BEGIN INPUT ROWS

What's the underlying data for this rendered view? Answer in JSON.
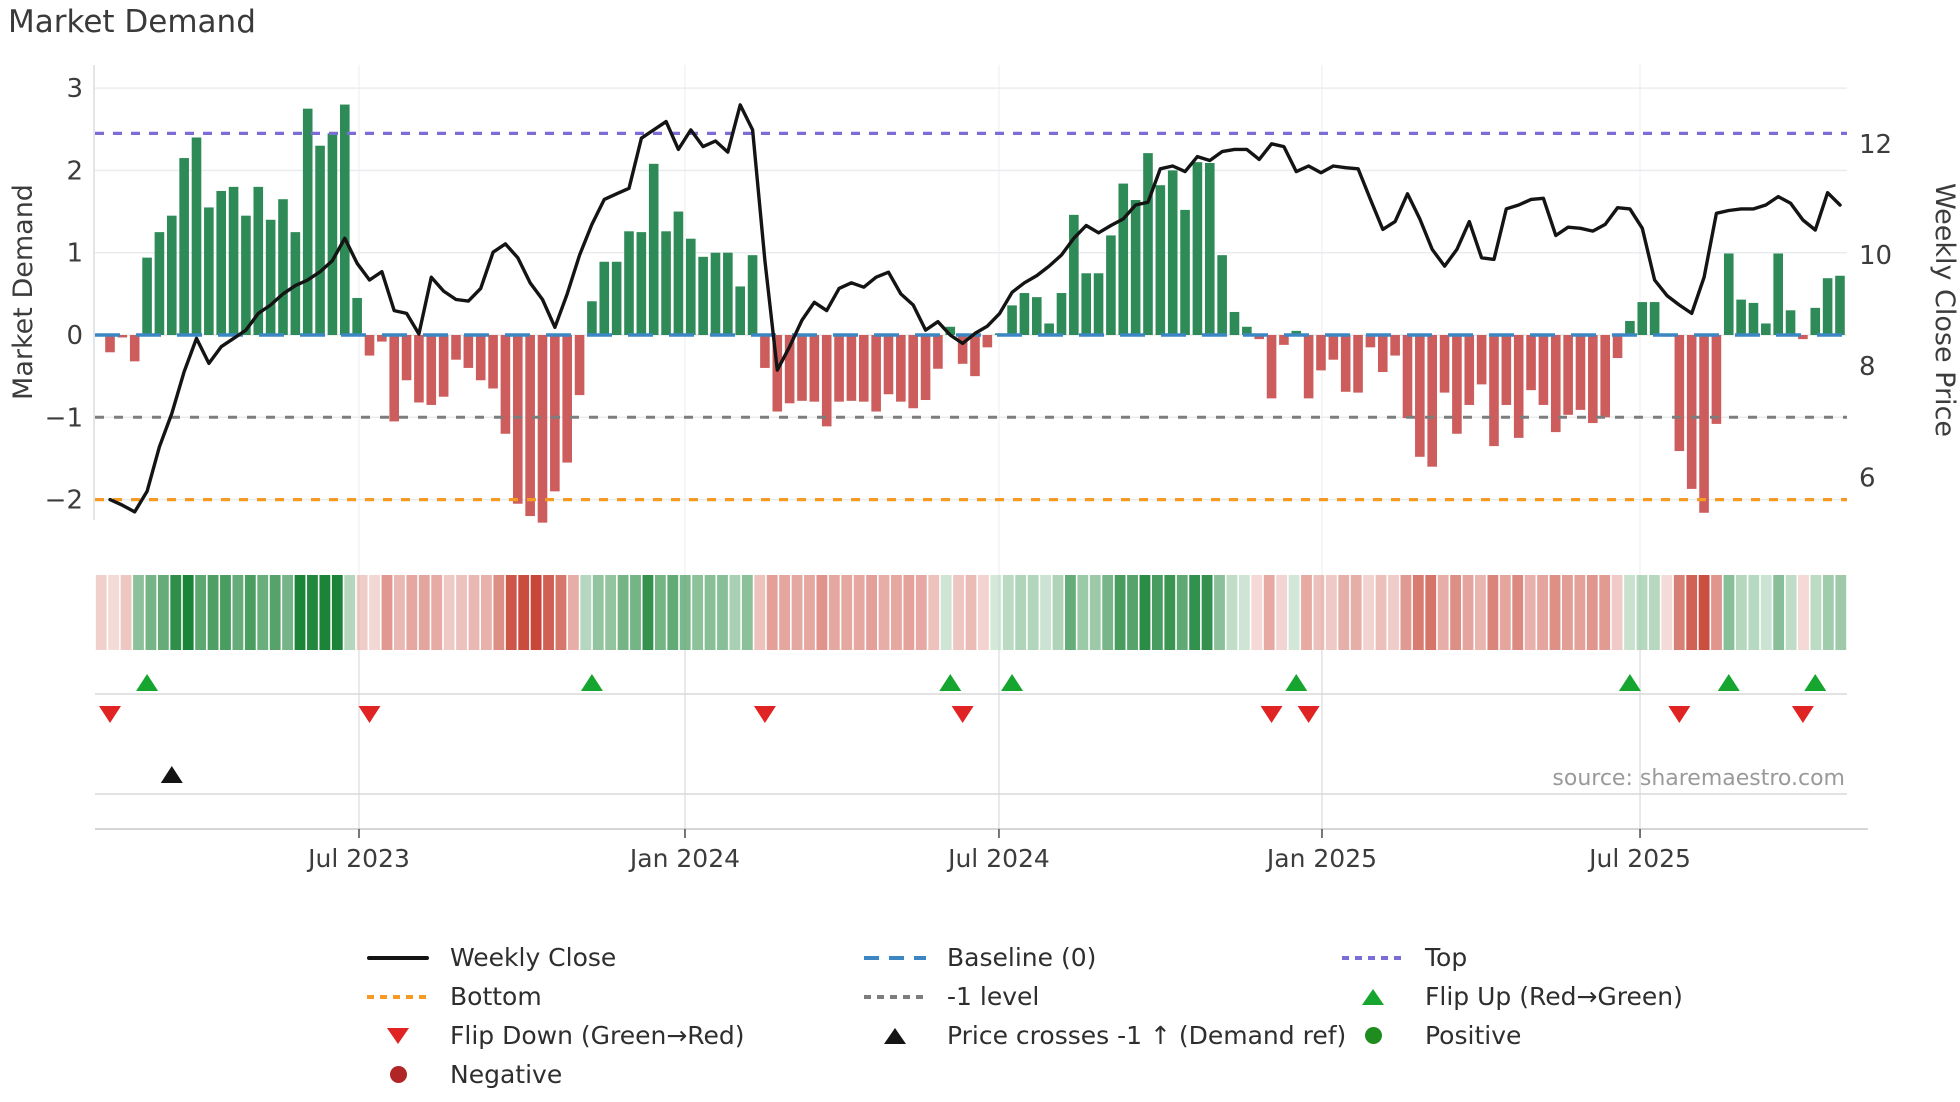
{
  "title": "Market Demand",
  "source_note": "source: sharemaestro.com",
  "axes": {
    "left_label": "Market Demand",
    "right_label": "Weekly Close Price",
    "left_ticks": [
      {
        "label": "3",
        "value": 3
      },
      {
        "label": "2",
        "value": 2
      },
      {
        "label": "1",
        "value": 1
      },
      {
        "label": "0",
        "value": 0
      },
      {
        "label": "−1",
        "value": -1
      },
      {
        "label": "−2",
        "value": -2
      }
    ],
    "right_ticks": [
      {
        "label": "12",
        "value": 12
      },
      {
        "label": "10",
        "value": 10
      },
      {
        "label": "8",
        "value": 8
      },
      {
        "label": "6",
        "value": 6
      }
    ],
    "x_ticks": [
      {
        "label": "Jul 2023",
        "week": 20.15
      },
      {
        "label": "Jan 2024",
        "week": 46.53
      },
      {
        "label": "Jul 2024",
        "week": 71.94
      },
      {
        "label": "Jan 2025",
        "week": 98.08
      },
      {
        "label": "Jul 2025",
        "week": 123.82
      }
    ]
  },
  "chart_data": {
    "type": "bar+line",
    "x_unit": "week",
    "n_weeks": 141,
    "x_range_note": "weekly data, ~Feb 2023 to ~Nov 2025",
    "left_ylim": [
      -2.6,
      3.25
    ],
    "right_ylim": [
      5.2,
      13.4
    ],
    "grid": "horizontal-on",
    "demand_bars": [
      -0.21,
      -0.03,
      -0.32,
      0.94,
      1.25,
      1.45,
      2.15,
      2.4,
      1.55,
      1.75,
      1.8,
      1.45,
      1.8,
      1.4,
      1.65,
      1.25,
      2.75,
      2.3,
      2.45,
      2.8,
      0.45,
      -0.25,
      -0.08,
      -1.05,
      -0.55,
      -0.82,
      -0.85,
      -0.75,
      -0.3,
      -0.4,
      -0.55,
      -0.65,
      -1.2,
      -2.05,
      -2.2,
      -2.28,
      -1.9,
      -1.55,
      -0.73,
      0.41,
      0.89,
      0.89,
      1.26,
      1.25,
      2.08,
      1.26,
      1.5,
      1.17,
      0.95,
      1.0,
      1.0,
      0.59,
      0.97,
      -0.4,
      -0.93,
      -0.83,
      -0.8,
      -0.81,
      -1.11,
      -0.81,
      -0.8,
      -0.81,
      -0.93,
      -0.72,
      -0.81,
      -0.89,
      -0.79,
      -0.41,
      0.1,
      -0.35,
      -0.5,
      -0.15,
      0.02,
      0.36,
      0.51,
      0.46,
      0.14,
      0.51,
      1.46,
      0.75,
      0.75,
      1.21,
      1.84,
      1.64,
      2.21,
      1.82,
      2.0,
      1.52,
      2.1,
      2.09,
      0.97,
      0.28,
      0.1,
      -0.05,
      -0.77,
      -0.12,
      0.05,
      -0.77,
      -0.43,
      -0.3,
      -0.69,
      -0.7,
      -0.15,
      -0.45,
      -0.25,
      -1.01,
      -1.48,
      -1.6,
      -0.7,
      -1.2,
      -0.85,
      -0.6,
      -1.35,
      -0.85,
      -1.25,
      -0.67,
      -0.85,
      -1.18,
      -0.97,
      -0.91,
      -1.07,
      -1.0,
      -0.28,
      0.17,
      0.4,
      0.4,
      -0.02,
      -1.41,
      -1.87,
      -2.16,
      -1.08,
      0.99,
      0.43,
      0.39,
      0.14,
      0.99,
      0.3,
      -0.05,
      0.33,
      0.69,
      0.72
    ],
    "weekly_close": [
      5.6,
      5.5,
      5.38,
      5.75,
      6.55,
      7.15,
      7.9,
      8.5,
      8.05,
      8.35,
      8.5,
      8.65,
      8.95,
      9.1,
      9.3,
      9.45,
      9.55,
      9.7,
      9.9,
      10.3,
      9.85,
      9.55,
      9.7,
      9.0,
      8.95,
      8.58,
      9.6,
      9.35,
      9.2,
      9.17,
      9.4,
      10.05,
      10.2,
      9.95,
      9.5,
      9.2,
      8.7,
      9.3,
      10.0,
      10.55,
      11.0,
      11.1,
      11.2,
      12.1,
      12.25,
      12.4,
      11.9,
      12.25,
      11.95,
      12.05,
      11.85,
      12.7,
      12.25,
      9.9,
      7.93,
      8.35,
      8.83,
      9.15,
      9.0,
      9.4,
      9.5,
      9.42,
      9.6,
      9.69,
      9.3,
      9.1,
      8.65,
      8.8,
      8.56,
      8.41,
      8.59,
      8.72,
      8.95,
      9.33,
      9.5,
      9.63,
      9.8,
      10.0,
      10.3,
      10.53,
      10.4,
      10.53,
      10.65,
      10.9,
      10.95,
      11.55,
      11.6,
      11.5,
      11.77,
      11.7,
      11.86,
      11.9,
      11.9,
      11.72,
      12.0,
      11.95,
      11.5,
      11.6,
      11.48,
      11.6,
      11.57,
      11.55,
      11.0,
      10.46,
      10.6,
      11.1,
      10.65,
      10.1,
      9.8,
      10.1,
      10.6,
      9.95,
      9.92,
      10.83,
      10.9,
      11.0,
      11.02,
      10.35,
      10.5,
      10.48,
      10.43,
      10.55,
      10.85,
      10.83,
      10.48,
      9.55,
      9.27,
      9.1,
      8.95,
      9.6,
      10.75,
      10.8,
      10.83,
      10.83,
      10.9,
      11.05,
      10.93,
      10.63,
      10.45,
      11.12,
      10.9
    ],
    "reference_lines": {
      "baseline": 0,
      "top": 2.45,
      "bottom": -2.0,
      "minus1": -1.0
    },
    "markers": {
      "flip_up_weeks": [
        3,
        39,
        68,
        73,
        96,
        123,
        131,
        138
      ],
      "flip_down_weeks": [
        0,
        21,
        53,
        69,
        94,
        97,
        127,
        137
      ],
      "price_cross_weeks": [
        5
      ]
    },
    "heatmap_note": "weekly strip, green intensity = positive demand, red intensity = negative demand"
  },
  "legend": {
    "items": [
      {
        "label": "Weekly Close",
        "symbol": "line",
        "color": "#141414",
        "col": 1,
        "row": 1
      },
      {
        "label": "Baseline (0)",
        "symbol": "dash",
        "color": "#3c87c3",
        "col": 2,
        "row": 1
      },
      {
        "label": "Top",
        "symbol": "dot",
        "color": "#7a6ed6",
        "col": 3,
        "row": 1
      },
      {
        "label": "Bottom",
        "symbol": "dot",
        "color": "#f59a23",
        "col": 1,
        "row": 2
      },
      {
        "label": "-1 level",
        "symbol": "dot",
        "color": "#7d7d7d",
        "col": 2,
        "row": 2
      },
      {
        "label": "Flip Up (Red→Green)",
        "symbol": "tri-up",
        "color": "#16a52f",
        "col": 3,
        "row": 2
      },
      {
        "label": "Flip Down (Green→Red)",
        "symbol": "tri-down",
        "color": "#e02424",
        "col": 1,
        "row": 3
      },
      {
        "label": "Price crosses -1 ↑ (Demand ref)",
        "symbol": "tri-up",
        "color": "#141414",
        "col": 2,
        "row": 3
      },
      {
        "label": "Positive",
        "symbol": "circle",
        "color": "#1e8c1e",
        "col": 3,
        "row": 3
      },
      {
        "label": "Negative",
        "symbol": "circle",
        "color": "#b02525",
        "col": 1,
        "row": 4
      }
    ]
  },
  "colors": {
    "bar_positive": "#2e8b57",
    "bar_negative": "#cd5c5c",
    "price_line": "#141414",
    "baseline": "#3c87c3",
    "top_line": "#7a6ed6",
    "bottom_line": "#f59a23",
    "minus1_line": "#7d7d7d",
    "flip_up": "#16a52f",
    "flip_down": "#e02424",
    "price_cross": "#141414",
    "heat_positive": "27,132,56",
    "heat_negative": "198,63,48",
    "grid": "#e9ecef",
    "axis_line": "#c8c8c8",
    "tick_text": "#3c3c3c",
    "title_text": "#3a3a3a",
    "source_text": "#9a9a9a"
  }
}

END INPUT ROWS

> WRITTEN PROBLEM:
Of the lines in this listing, report how many contain the string "Market", and give the number only.

> COMPLETED TASK:
2